→ **Set task**
Locate each line of the material that contains "text", then return it.

=== Input for this task ===

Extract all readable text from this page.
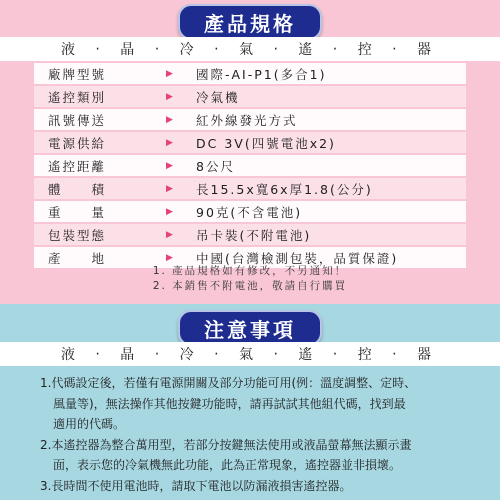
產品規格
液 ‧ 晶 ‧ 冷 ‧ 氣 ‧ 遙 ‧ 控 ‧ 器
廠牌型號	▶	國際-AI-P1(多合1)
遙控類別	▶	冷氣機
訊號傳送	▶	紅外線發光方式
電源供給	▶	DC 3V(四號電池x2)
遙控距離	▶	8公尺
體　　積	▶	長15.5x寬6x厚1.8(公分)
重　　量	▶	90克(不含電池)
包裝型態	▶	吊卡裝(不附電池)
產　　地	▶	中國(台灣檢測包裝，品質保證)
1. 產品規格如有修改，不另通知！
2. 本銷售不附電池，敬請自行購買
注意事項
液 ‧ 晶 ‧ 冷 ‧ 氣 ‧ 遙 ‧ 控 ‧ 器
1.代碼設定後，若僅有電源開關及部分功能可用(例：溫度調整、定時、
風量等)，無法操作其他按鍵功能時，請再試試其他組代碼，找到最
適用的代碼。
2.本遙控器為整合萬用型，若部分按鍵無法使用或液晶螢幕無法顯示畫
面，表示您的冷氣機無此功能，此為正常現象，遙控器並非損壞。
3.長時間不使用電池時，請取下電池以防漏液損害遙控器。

===
=== Input for this task ===

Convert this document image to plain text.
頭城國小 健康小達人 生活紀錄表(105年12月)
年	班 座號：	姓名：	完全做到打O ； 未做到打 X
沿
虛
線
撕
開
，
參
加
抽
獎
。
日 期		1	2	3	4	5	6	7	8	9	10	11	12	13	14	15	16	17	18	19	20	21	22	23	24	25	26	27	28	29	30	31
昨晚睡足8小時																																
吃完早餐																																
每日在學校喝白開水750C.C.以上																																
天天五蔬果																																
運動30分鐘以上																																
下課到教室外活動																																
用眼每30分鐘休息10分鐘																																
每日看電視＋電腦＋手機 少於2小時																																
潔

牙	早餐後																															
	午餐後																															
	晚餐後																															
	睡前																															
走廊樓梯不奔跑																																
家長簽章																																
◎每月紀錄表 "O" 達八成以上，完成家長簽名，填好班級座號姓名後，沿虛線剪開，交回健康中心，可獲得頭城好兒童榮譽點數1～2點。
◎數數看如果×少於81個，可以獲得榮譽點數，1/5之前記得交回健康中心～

===

→ **Result**
Extract all readable text from this page.
Convert this document image to plain text.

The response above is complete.